What you should do | Single out the lines of the material that contain "effect" and copy them.

Extracted records:
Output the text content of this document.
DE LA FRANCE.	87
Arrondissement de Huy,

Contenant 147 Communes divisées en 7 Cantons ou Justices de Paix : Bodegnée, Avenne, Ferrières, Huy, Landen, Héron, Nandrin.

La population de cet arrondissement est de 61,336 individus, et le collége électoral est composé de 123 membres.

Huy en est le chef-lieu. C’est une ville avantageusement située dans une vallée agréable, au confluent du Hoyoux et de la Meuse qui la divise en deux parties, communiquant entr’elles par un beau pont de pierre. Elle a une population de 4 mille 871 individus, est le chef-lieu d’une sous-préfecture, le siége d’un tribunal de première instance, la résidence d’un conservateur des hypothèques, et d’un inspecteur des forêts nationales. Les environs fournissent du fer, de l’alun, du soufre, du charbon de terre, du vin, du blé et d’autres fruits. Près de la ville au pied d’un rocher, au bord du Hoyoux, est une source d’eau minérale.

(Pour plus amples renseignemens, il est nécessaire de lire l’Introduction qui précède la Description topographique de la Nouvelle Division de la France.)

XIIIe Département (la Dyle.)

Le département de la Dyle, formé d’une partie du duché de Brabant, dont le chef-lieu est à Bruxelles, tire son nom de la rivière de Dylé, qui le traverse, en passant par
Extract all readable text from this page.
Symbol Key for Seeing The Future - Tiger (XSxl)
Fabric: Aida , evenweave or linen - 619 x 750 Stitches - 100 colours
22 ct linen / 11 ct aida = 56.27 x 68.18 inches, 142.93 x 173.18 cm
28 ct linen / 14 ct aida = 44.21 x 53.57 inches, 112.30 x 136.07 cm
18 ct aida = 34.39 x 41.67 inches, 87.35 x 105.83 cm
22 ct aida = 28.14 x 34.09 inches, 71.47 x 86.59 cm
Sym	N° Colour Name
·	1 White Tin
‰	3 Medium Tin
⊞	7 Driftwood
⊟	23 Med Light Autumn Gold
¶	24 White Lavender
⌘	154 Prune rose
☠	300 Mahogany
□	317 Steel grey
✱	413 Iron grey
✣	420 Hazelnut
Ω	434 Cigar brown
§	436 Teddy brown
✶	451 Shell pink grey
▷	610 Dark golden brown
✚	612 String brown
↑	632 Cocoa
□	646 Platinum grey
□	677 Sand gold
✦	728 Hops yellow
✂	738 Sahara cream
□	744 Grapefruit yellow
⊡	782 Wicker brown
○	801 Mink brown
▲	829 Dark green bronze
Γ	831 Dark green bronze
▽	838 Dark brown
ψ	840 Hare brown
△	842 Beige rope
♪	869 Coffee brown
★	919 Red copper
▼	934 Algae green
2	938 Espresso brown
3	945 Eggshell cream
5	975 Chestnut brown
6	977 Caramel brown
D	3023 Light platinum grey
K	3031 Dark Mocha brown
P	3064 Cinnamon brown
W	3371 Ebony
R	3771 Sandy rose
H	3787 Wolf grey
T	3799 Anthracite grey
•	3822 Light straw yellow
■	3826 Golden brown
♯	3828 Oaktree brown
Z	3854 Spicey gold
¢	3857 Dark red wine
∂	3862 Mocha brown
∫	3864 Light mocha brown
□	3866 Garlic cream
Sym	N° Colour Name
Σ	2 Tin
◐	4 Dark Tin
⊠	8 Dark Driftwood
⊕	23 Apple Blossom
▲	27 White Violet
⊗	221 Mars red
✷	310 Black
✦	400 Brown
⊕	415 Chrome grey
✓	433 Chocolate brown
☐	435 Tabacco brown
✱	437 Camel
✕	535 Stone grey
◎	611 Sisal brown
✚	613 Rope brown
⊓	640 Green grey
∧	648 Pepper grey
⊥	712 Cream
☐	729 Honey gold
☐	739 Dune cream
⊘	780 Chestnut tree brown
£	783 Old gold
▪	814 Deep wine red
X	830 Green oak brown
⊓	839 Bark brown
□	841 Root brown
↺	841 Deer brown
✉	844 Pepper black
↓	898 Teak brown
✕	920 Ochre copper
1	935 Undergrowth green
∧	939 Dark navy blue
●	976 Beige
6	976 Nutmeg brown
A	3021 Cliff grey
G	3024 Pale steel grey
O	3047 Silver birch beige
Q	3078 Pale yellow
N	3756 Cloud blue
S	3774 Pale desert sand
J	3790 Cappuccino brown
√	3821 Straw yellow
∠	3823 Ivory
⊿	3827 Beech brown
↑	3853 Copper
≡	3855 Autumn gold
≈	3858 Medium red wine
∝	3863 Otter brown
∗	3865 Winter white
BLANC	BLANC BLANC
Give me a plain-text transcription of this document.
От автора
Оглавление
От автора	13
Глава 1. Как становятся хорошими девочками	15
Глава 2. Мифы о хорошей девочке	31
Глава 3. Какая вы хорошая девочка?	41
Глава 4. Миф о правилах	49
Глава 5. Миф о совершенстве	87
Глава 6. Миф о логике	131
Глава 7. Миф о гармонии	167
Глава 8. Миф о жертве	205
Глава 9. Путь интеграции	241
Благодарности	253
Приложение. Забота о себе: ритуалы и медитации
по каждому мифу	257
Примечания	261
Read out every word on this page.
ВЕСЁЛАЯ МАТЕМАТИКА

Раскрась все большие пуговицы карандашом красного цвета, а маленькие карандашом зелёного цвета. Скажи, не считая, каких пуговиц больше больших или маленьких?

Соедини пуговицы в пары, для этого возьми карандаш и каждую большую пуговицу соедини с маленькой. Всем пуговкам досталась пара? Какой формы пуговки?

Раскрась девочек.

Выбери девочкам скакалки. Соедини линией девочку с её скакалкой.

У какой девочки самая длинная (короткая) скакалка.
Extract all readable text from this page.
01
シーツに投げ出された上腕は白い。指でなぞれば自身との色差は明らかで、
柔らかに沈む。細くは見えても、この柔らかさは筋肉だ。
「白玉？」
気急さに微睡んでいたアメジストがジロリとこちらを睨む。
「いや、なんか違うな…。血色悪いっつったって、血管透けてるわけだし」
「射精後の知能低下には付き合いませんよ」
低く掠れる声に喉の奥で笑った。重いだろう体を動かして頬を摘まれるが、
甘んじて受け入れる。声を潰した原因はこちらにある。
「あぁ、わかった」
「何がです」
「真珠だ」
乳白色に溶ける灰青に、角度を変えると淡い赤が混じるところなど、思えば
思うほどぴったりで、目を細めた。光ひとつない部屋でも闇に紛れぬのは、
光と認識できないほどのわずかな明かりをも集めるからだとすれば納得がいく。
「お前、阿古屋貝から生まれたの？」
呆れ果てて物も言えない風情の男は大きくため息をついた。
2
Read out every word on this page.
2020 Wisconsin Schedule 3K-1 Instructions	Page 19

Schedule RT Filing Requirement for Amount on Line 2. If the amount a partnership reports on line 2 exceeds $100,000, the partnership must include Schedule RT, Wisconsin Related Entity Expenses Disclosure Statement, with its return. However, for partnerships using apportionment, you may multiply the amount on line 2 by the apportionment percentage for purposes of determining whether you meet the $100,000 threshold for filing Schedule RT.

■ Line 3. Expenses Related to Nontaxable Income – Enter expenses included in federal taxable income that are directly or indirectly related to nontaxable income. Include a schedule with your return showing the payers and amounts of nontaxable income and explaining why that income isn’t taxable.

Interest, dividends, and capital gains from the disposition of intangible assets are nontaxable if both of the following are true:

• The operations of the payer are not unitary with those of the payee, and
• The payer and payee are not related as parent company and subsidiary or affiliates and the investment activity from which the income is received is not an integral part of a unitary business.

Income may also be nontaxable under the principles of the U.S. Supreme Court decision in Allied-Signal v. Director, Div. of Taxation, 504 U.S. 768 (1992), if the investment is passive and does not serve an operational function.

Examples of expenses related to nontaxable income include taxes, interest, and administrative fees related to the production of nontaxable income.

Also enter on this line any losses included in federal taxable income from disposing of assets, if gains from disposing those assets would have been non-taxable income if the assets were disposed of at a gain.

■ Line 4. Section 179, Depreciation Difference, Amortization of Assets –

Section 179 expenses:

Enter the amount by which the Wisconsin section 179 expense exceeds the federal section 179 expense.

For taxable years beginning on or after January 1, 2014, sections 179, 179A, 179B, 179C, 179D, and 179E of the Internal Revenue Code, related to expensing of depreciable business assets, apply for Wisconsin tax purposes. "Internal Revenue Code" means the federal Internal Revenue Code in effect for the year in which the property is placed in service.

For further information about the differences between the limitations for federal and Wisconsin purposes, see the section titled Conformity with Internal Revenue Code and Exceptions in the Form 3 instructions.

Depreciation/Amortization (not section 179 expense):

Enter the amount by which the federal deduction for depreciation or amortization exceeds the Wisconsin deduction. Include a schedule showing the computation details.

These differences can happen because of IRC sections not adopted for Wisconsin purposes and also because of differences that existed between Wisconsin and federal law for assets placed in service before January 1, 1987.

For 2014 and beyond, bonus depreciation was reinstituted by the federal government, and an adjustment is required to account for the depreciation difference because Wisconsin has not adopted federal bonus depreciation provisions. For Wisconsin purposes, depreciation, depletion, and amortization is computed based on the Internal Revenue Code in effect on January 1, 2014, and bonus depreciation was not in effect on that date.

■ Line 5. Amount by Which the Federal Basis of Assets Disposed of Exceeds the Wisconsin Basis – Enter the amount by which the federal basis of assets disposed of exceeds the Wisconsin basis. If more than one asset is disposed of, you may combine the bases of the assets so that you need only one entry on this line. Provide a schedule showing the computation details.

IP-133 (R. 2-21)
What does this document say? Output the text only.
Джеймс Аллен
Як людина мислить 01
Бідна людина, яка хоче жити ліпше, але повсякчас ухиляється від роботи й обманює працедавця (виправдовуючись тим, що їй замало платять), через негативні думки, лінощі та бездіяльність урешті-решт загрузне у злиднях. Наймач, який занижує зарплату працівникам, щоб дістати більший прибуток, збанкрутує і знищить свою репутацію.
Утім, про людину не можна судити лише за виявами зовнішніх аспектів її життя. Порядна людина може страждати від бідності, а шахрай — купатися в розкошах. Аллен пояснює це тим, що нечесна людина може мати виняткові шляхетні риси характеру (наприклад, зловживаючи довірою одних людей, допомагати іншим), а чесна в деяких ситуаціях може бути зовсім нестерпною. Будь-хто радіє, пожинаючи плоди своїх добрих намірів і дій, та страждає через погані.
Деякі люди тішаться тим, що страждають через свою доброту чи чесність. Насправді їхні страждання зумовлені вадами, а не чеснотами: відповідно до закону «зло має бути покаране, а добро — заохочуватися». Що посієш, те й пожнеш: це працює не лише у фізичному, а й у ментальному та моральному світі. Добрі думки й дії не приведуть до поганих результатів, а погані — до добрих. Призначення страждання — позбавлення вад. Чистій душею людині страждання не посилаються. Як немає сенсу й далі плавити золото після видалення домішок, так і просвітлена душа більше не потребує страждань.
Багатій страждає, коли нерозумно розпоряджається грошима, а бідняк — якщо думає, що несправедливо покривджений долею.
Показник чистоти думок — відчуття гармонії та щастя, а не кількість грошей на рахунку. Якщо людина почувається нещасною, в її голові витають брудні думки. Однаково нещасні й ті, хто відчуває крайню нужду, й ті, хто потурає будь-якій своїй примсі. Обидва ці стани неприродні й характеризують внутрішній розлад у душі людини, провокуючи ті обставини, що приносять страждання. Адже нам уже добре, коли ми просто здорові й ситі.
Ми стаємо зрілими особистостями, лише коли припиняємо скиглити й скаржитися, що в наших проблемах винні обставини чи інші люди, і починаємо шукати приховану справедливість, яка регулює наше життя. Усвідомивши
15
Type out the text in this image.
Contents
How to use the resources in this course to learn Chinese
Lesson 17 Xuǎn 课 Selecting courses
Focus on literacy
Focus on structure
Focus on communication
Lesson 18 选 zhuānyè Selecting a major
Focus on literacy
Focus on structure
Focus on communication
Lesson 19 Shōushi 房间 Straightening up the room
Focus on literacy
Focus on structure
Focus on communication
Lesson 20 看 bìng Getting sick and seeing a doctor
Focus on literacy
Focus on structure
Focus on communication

Written solution |
For taxable years beginning on or after January 1, 2014, sections 179, 179A, 179B, 179C, 179D, and 179E of the Internal Revenue Code, related to expensing of depreciable business assets, apply for Wisconsin tax purposes. "Internal Revenue Code" means the federal Internal Revenue Code in effect for the year in which the property is placed in service.
For 2014 and beyond, bonus depreciation was reinstituted by the federal government, and an adjustment is required to account for the depreciation difference because Wisconsin has not adopted federal bonus depreciation provisions. For Wisconsin purposes, depreciation, depletion, and amortization is computed based on the Internal Revenue Code in effect on January 1, 2014, and bonus depreciation was not in effect on that date.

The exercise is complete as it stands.